[Saved data entries]
## start
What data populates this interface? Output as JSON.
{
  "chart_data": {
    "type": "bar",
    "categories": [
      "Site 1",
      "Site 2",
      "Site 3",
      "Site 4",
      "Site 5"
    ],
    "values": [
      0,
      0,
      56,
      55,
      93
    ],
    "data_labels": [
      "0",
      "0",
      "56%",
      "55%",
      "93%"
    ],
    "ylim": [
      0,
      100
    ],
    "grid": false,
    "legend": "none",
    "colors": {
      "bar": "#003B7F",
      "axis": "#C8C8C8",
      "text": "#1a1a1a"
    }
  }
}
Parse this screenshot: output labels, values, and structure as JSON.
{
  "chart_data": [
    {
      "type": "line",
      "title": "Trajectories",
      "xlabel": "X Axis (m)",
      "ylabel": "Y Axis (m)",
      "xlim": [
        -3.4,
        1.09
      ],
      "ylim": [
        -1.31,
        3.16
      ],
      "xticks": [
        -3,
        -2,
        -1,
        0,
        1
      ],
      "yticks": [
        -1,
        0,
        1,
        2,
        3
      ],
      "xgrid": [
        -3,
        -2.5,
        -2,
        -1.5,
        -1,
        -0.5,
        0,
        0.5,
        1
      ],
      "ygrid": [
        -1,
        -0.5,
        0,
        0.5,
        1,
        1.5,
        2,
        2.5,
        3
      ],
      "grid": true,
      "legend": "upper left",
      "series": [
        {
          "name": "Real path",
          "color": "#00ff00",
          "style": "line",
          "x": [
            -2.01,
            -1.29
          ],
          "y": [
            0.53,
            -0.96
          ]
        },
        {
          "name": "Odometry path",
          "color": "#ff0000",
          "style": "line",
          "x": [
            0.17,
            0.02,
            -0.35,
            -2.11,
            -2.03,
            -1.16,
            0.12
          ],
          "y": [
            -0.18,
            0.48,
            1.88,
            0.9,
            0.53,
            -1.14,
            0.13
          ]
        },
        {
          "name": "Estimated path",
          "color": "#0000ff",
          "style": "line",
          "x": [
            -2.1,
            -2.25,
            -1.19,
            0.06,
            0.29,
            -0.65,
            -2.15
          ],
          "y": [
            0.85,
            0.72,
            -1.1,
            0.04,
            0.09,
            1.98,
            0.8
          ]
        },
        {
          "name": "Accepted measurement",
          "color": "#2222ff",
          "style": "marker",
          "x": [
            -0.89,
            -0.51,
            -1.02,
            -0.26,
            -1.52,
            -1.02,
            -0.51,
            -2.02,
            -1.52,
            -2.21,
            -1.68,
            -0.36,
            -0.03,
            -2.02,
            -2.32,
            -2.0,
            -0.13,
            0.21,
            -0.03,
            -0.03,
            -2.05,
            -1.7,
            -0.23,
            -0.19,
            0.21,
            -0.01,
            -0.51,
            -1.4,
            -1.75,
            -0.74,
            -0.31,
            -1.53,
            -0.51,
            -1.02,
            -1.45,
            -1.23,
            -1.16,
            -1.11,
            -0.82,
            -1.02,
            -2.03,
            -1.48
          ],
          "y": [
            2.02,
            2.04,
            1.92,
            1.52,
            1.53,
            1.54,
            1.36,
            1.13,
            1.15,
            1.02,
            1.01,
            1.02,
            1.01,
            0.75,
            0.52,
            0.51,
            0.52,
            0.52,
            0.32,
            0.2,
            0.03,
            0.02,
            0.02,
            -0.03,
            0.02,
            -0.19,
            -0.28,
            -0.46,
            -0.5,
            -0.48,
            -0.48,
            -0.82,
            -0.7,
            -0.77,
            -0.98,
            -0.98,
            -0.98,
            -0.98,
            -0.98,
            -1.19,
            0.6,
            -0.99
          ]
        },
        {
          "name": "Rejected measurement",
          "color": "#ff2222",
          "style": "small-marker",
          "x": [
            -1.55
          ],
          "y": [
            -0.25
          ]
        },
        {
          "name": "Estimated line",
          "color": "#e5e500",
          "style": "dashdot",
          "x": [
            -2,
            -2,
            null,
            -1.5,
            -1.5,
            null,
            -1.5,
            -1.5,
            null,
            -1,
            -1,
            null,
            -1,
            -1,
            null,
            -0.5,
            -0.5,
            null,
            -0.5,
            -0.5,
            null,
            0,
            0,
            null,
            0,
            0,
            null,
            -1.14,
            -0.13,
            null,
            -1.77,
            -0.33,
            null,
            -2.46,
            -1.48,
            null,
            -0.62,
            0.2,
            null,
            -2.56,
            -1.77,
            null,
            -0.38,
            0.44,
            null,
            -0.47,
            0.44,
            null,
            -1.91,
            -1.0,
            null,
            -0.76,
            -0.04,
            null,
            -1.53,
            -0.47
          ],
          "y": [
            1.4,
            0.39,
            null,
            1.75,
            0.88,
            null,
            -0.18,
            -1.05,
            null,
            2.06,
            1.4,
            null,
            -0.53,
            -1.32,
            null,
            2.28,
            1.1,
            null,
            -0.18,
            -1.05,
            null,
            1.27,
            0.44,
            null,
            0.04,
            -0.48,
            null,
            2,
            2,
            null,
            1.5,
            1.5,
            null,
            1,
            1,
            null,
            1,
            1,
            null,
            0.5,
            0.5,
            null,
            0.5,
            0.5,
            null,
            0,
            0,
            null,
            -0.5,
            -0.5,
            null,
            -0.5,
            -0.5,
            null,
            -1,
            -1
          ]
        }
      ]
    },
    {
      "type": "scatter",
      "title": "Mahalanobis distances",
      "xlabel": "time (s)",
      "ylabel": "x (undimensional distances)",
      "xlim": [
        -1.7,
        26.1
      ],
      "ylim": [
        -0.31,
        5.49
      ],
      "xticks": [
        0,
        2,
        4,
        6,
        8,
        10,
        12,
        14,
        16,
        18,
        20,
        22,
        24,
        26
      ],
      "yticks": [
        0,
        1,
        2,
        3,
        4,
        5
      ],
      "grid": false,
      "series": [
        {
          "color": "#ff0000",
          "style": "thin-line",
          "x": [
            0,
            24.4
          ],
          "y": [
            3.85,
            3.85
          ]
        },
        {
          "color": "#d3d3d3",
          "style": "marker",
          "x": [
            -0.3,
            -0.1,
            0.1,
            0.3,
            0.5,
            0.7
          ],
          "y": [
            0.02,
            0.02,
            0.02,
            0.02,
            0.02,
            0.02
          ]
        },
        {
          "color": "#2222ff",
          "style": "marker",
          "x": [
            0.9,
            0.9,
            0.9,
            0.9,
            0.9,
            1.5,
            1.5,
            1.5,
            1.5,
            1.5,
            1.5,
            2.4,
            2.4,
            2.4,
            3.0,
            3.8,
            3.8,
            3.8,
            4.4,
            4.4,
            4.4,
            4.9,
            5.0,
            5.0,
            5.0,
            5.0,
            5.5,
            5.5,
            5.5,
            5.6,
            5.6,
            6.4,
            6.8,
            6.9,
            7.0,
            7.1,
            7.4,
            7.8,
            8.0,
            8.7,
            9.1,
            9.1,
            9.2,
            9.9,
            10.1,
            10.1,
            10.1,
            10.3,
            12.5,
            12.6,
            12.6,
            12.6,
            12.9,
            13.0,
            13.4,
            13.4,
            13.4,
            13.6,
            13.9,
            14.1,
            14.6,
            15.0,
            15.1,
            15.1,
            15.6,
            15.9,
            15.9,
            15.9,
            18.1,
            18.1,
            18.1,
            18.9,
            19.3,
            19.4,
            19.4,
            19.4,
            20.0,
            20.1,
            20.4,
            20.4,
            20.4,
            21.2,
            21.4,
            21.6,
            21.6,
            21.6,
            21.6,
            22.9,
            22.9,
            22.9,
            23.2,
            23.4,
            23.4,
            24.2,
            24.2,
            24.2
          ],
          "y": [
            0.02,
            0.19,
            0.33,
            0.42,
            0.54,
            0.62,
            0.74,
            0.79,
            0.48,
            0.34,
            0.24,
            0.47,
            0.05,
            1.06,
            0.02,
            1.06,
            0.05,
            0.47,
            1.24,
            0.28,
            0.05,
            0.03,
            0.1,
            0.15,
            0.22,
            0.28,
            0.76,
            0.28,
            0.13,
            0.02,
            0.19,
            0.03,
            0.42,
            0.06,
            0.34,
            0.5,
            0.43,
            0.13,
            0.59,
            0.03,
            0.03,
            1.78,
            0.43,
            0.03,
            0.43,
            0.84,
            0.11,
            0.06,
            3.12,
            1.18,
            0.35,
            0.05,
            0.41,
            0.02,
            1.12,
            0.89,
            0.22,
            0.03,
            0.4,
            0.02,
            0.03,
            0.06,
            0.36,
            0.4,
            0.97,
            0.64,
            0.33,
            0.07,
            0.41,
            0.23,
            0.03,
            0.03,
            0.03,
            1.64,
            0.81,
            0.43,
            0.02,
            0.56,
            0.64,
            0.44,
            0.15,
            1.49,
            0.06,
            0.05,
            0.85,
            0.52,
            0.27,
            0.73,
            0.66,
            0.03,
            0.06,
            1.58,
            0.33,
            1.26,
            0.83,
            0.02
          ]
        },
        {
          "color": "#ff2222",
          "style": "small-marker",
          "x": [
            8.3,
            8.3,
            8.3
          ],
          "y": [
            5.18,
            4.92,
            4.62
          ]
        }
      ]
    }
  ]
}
## end
**STATED PROBLEM:**
Report every line containing the word "values" from the listing above.

**WORKED SOLUTION:**
    "values": [
Parse this screenshot: output labels, values, and structure as JSON.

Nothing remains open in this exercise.